Stated problem: Without including any pictures, write out all the entries exactly.

================================

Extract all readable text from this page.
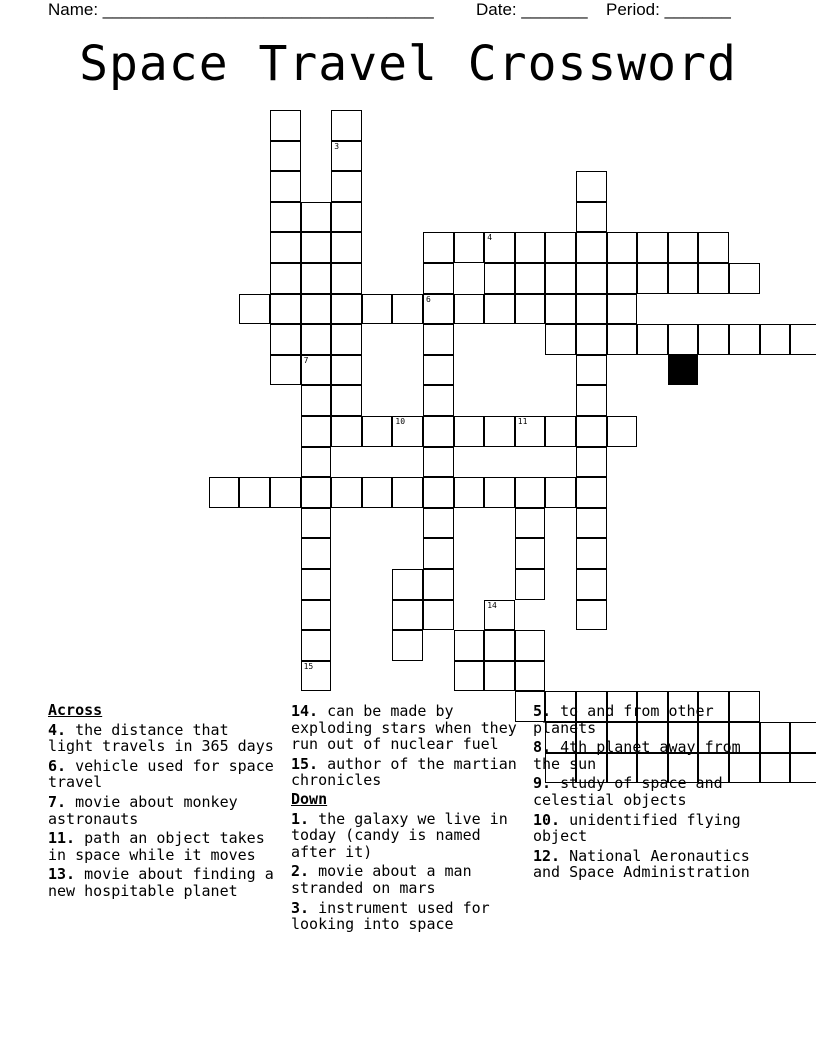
Name: ___________________________________ Date: _______ Period: _______
Space Travel Crossword
3
7
15
6
4
10	11
14
Across
4. the distance that light travels in 365 days
6. vehicle used for space travel
7. movie about monkey astronauts
11. path an object takes in space while it moves
13. movie about finding a new hospitable planet
14. can be made by exploding stars when they run out of nuclear fuel
15. author of the martian chronicles
Down
1. the galaxy we live in today (candy is named after it)
2. movie about a man stranded on mars
3. instrument used for looking into space
5. to and from other planets
8. 4th planet away from the sun
9. study of space and celestial objects
10. unidentified flying object
12. National Aeronautics and Space Administration
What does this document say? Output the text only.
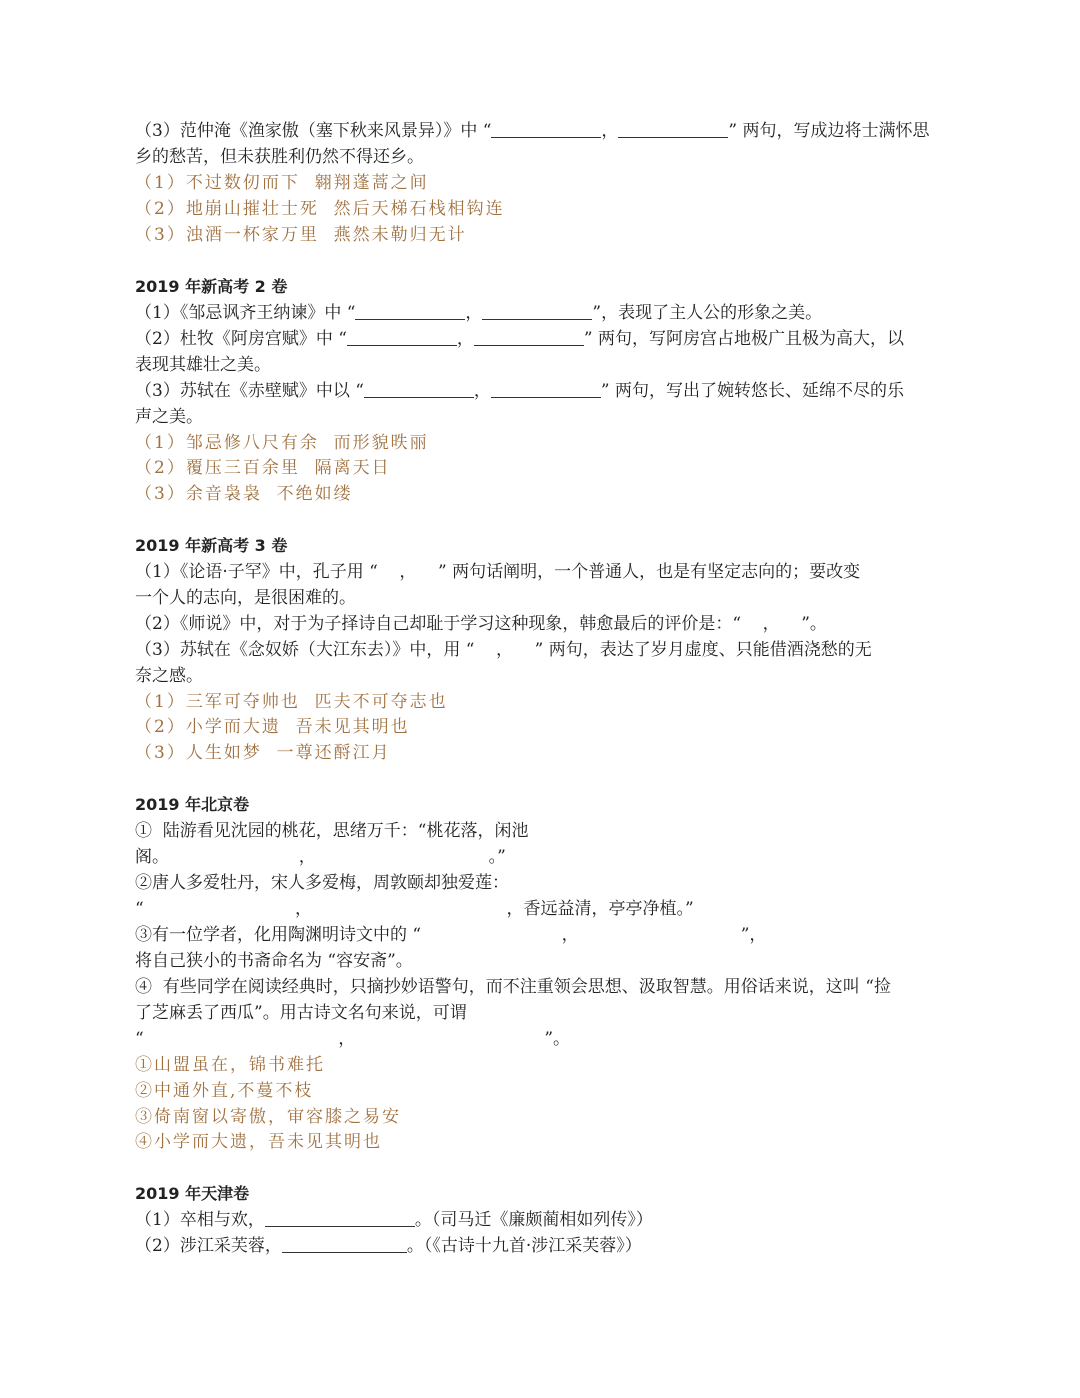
（3）范仲淹《渔家傲（塞下秋来风景异）》中 “	，	” 两句，写成边将士满怀思
乡的愁苦，但未获胜利仍然不得还乡。
（1）不过数仞而下  翱翔蓬蒿之间
（2）地崩山摧壮士死  然后天梯石栈相钩连
（3）浊酒一杯家万里  燕然未勒归无计
2019 年新高考 2 卷
（1）《邹忌讽齐王纳谏》中 “	，	”，表现了主人公的形象之美。
（2）杜牧《阿房宫赋》中 “	，	” 两句，写阿房宫占地极广且极为高大，以
表现其雄壮之美。
（3）苏轼在《赤壁赋》中以 “	，	” 两句，写出了婉转悠长、延绵不尽的乐
声之美。
（1）邹忌修八尺有余  而形貌昳丽
（2）覆压三百余里  隔离天日
（3）余音袅袅  不绝如缕
2019 年新高考 3 卷
（1）《论语·子罕》中，孔子用 “    ，    ” 两句话阐明，一个普通人，也是有坚定志向的；要改变
一个人的志向，是很困难的。
（2）《师说》中，对于为子择诗自己却耻于学习这种现象，韩愈最后的评价是：“    ，    ”。
（3）苏轼在《念奴娇（大江东去）》中，用 “    ，    ” 两句，表达了岁月虚度、只能借酒浇愁的无
奈之感。
（1）三军可夺帅也  匹夫不可夺志也
（2）小学而大遗  吾未见其明也
（3）人生如梦  一尊还酹江月
2019 年北京卷
①  陆游看见沈园的桃花，思绪万千：“桃花落，闲池
阁。                        ，                                。”
②唐人多爱牡丹，宋人多爱梅，周敦颐却独爱莲：
“                            ，                                    ，香远益清，亭亭净植。”
③有一位学者，化用陶渊明诗文中的 “                          ，                              ”，
将自己狭小的书斋命名为 “容安斋”。
④  有些同学在阅读经典时，只摘抄妙语警句，而不注重领会思想、汲取智慧。用俗话来说，这叫 “捡
了芝麻丢了西瓜”。用古诗文名句来说，可谓
“                                    ，                                   ”。
①山盟虽在，锦书难托
②中通外直,不蔓不枝
③倚南窗以寄傲，审容膝之易安
④小学而大遗，吾未见其明也
2019 年天津卷
（1）卒相与欢，	。（司马迁《廉颇蔺相如列传》）
（2）涉江采芙蓉，	。（《古诗十九首·涉江采芙蓉》）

================================

Response:
Extract all readable text from this page.
Name: ___________________________________ Date: _______ Period: _______
Space Travel Crossword
3
7
15
6
4
10	11
14
Across
4. the distance that light travels in 365 days
6. vehicle used for space travel
7. movie about monkey astronauts
11. path an object takes in space while it moves
13. movie about finding a new hospitable planet
14. can be made by exploding stars when they run out of nuclear fuel
15. author of the martian chronicles
Down
1. the galaxy we live in today (candy is named after it)
2. movie about a man stranded on mars
3. instrument used for looking into space
5. to and from other planets
8. 4th planet away from the sun
9. study of space and celestial objects
10. unidentified flying object
12. National Aeronautics and Space Administration
What does this document say? Output the text only.
（3）范仲淹《渔家傲（塞下秋来风景异）》中 “	，	” 两句，写成边将士满怀思
乡的愁苦，但未获胜利仍然不得还乡。
（1）不过数仞而下  翱翔蓬蒿之间
（2）地崩山摧壮士死  然后天梯石栈相钩连
（3）浊酒一杯家万里  燕然未勒归无计
2019 年新高考 2 卷
（1）《邹忌讽齐王纳谏》中 “	，	”，表现了主人公的形象之美。
（2）杜牧《阿房宫赋》中 “	，	” 两句，写阿房宫占地极广且极为高大，以
表现其雄壮之美。
（3）苏轼在《赤壁赋》中以 “	，	” 两句，写出了婉转悠长、延绵不尽的乐
声之美。
（1）邹忌修八尺有余  而形貌昳丽
（2）覆压三百余里  隔离天日
（3）余音袅袅  不绝如缕
2019 年新高考 3 卷
（1）《论语·子罕》中，孔子用 “    ，    ” 两句话阐明，一个普通人，也是有坚定志向的；要改变
一个人的志向，是很困难的。
（2）《师说》中，对于为子择诗自己却耻于学习这种现象，韩愈最后的评价是：“    ，    ”。
（3）苏轼在《念奴娇（大江东去）》中，用 “    ，    ” 两句，表达了岁月虚度、只能借酒浇愁的无
奈之感。
（1）三军可夺帅也  匹夫不可夺志也
（2）小学而大遗  吾未见其明也
（3）人生如梦  一尊还酹江月
2019 年北京卷
①  陆游看见沈园的桃花，思绪万千：“桃花落，闲池
阁。                        ，                                。”
②唐人多爱牡丹，宋人多爱梅，周敦颐却独爱莲：
“                            ，                                    ，香远益清，亭亭净植。”
③有一位学者，化用陶渊明诗文中的 “                          ，                              ”，
将自己狭小的书斋命名为 “容安斋”。
④  有些同学在阅读经典时，只摘抄妙语警句，而不注重领会思想、汲取智慧。用俗话来说，这叫 “捡
了芝麻丢了西瓜”。用古诗文名句来说，可谓
“                                    ，                                   ”。
①山盟虽在，锦书难托
②中通外直,不蔓不枝
③倚南窗以寄傲，审容膝之易安
④小学而大遗，吾未见其明也
2019 年天津卷
（1）卒相与欢，	。（司马迁《廉颇蔺相如列传》）
（2）涉江采芙蓉，	。（《古诗十九首·涉江采芙蓉》）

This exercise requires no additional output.